Part of a data file
+++

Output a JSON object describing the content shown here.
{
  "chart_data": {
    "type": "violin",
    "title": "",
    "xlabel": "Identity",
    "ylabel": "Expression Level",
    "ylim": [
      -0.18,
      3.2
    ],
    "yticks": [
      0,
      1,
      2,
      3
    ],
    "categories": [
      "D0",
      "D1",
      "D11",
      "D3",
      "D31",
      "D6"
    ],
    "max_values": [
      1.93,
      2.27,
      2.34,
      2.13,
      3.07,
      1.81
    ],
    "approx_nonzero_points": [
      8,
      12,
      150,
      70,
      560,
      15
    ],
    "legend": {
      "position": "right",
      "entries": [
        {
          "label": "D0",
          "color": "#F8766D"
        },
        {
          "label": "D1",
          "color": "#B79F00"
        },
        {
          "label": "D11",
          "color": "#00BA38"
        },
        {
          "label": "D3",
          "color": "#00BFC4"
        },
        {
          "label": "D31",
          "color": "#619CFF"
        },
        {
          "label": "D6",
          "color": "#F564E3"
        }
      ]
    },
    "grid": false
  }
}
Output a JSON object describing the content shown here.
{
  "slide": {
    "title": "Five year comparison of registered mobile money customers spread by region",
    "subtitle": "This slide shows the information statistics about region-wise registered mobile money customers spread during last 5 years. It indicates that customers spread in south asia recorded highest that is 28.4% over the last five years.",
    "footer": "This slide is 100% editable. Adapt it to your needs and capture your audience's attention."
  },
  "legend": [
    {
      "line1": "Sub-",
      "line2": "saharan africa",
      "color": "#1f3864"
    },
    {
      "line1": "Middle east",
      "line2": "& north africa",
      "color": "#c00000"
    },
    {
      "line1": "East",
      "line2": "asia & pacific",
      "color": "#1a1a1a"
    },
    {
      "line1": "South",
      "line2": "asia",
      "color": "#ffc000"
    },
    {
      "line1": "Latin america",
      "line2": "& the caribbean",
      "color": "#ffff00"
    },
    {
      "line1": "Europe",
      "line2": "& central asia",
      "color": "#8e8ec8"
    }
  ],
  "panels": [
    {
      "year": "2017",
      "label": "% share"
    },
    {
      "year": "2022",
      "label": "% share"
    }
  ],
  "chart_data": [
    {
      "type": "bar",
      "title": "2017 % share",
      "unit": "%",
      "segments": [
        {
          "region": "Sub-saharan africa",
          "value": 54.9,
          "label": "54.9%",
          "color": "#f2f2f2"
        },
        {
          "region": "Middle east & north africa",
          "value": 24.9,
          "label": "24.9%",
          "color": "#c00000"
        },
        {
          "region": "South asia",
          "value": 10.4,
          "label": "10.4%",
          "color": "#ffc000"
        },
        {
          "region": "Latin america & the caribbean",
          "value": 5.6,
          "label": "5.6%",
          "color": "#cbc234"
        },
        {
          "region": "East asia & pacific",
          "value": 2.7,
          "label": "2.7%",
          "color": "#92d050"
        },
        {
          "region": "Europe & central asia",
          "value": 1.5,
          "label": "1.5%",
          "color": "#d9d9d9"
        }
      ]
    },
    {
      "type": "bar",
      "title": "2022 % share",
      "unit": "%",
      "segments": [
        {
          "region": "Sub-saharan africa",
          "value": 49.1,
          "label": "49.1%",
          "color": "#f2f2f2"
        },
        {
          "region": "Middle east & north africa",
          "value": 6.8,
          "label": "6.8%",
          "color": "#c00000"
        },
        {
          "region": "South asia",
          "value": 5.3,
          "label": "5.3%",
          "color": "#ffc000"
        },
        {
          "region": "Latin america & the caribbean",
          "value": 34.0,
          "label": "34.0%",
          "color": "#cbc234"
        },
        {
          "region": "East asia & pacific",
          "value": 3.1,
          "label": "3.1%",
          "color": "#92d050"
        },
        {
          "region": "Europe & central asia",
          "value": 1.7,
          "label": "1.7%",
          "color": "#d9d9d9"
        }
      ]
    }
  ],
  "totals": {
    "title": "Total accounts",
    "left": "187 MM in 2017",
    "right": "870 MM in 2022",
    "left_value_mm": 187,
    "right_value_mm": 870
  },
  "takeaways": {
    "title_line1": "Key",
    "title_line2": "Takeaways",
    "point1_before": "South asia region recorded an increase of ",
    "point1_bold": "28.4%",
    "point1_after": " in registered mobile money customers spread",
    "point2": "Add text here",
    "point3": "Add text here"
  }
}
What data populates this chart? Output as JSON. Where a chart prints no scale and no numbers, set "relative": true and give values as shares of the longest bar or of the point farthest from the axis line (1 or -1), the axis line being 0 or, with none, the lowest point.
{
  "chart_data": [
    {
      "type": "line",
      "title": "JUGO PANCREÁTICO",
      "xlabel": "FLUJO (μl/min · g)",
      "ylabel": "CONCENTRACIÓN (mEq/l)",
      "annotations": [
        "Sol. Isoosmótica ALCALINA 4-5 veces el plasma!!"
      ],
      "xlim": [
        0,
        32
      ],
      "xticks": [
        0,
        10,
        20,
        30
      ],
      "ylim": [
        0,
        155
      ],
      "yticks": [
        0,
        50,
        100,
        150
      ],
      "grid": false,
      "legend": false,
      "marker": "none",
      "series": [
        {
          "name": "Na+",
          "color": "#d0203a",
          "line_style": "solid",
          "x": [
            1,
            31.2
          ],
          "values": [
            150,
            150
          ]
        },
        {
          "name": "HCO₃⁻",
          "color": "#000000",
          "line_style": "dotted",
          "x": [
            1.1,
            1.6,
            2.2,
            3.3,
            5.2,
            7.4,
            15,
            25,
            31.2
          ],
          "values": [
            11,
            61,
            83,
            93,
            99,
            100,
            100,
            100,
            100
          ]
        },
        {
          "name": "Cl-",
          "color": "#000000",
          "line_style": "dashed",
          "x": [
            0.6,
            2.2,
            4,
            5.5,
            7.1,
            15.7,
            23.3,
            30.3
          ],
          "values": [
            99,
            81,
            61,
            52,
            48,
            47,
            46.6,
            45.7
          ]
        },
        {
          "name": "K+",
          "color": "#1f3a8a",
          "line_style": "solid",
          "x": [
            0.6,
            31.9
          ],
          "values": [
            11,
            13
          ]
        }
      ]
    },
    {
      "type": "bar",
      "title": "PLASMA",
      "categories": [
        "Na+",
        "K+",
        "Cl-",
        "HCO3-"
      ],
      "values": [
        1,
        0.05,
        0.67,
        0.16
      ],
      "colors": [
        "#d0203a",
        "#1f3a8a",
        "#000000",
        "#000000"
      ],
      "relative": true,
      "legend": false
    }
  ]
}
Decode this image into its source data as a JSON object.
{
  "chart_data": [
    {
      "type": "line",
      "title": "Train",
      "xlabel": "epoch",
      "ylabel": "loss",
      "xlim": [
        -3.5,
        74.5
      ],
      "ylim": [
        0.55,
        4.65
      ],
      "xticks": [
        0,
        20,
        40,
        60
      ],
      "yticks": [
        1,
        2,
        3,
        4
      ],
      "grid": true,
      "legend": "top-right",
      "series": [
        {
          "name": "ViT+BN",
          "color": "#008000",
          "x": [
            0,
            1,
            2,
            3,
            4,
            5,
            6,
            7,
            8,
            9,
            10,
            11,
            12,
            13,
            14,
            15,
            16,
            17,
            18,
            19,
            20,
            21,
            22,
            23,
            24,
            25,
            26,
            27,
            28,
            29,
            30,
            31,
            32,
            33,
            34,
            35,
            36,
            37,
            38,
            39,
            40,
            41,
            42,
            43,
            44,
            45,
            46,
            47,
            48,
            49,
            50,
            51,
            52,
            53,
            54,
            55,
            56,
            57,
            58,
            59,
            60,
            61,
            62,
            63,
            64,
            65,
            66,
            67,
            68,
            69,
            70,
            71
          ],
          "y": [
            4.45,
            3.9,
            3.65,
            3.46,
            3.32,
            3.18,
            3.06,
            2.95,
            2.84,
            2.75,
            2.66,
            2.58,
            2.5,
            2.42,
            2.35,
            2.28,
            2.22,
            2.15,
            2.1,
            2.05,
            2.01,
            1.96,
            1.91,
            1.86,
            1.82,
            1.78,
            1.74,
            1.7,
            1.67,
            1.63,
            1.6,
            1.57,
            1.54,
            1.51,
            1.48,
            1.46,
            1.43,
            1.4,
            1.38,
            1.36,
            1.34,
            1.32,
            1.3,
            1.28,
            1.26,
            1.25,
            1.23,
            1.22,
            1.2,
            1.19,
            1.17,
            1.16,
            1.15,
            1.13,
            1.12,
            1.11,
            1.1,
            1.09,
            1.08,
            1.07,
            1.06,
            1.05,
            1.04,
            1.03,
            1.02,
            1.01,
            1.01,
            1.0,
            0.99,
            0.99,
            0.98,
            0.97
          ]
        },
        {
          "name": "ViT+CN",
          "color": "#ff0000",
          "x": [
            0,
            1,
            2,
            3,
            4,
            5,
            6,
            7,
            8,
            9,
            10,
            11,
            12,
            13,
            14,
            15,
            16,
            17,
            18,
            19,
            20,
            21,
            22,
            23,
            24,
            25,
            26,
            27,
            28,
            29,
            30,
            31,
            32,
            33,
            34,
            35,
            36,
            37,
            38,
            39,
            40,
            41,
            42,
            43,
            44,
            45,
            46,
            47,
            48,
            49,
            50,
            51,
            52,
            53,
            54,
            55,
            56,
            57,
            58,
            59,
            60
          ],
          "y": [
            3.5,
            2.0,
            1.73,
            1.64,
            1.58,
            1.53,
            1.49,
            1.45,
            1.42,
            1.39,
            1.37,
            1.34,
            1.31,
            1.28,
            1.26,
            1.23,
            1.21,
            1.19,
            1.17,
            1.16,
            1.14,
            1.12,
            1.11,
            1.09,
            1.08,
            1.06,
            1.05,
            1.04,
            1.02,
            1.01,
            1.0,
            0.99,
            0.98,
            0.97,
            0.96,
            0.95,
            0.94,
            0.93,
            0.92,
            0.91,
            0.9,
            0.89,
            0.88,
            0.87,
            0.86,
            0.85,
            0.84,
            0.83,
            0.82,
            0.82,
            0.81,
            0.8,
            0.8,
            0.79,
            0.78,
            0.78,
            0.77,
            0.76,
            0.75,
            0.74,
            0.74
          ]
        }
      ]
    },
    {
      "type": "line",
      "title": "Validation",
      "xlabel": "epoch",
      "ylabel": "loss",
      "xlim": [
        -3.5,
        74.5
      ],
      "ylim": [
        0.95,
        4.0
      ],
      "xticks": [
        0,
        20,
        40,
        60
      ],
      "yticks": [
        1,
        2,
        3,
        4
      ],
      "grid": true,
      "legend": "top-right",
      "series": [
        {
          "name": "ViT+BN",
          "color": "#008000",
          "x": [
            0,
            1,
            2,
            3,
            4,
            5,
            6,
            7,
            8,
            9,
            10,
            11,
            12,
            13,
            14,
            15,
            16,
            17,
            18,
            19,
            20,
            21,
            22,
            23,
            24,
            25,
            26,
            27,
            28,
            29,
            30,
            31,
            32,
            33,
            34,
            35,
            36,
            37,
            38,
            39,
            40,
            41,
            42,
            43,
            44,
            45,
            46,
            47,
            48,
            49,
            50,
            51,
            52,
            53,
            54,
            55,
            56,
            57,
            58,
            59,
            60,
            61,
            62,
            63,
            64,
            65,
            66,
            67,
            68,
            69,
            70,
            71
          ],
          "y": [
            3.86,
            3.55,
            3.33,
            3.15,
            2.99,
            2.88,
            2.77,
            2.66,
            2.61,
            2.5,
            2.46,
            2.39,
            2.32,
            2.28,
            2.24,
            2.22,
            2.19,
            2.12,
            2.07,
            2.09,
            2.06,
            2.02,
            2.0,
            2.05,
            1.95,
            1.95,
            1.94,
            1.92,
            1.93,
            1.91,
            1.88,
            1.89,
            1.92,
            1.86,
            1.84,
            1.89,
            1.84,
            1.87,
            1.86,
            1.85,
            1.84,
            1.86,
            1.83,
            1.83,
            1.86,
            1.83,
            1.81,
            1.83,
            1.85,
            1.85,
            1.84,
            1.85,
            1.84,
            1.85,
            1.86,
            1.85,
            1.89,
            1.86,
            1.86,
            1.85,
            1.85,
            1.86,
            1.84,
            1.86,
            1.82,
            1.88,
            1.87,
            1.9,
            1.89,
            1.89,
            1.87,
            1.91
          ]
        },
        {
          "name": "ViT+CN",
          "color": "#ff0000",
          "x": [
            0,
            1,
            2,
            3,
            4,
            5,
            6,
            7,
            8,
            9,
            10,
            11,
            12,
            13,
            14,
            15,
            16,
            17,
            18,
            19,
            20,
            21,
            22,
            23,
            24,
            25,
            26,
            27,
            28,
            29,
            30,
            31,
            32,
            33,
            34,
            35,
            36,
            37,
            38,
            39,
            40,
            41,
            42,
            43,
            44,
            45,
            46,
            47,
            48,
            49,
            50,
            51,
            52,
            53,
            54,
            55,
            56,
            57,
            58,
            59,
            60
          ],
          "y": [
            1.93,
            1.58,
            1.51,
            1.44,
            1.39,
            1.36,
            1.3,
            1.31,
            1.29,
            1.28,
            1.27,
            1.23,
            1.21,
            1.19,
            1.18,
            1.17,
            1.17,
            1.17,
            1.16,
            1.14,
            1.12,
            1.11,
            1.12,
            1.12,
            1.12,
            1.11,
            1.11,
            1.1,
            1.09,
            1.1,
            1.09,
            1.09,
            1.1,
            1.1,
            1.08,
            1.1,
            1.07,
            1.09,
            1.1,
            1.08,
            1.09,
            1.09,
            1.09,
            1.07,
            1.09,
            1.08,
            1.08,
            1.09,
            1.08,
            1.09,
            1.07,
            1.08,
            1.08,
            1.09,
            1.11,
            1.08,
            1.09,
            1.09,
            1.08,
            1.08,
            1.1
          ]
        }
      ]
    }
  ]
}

+++

● Exercise objective
Show all lines from the data above in which the word "false" appears.

● Solution for this problem
    "grid": false
      "grid": false,
      "legend": false,
      "legend": false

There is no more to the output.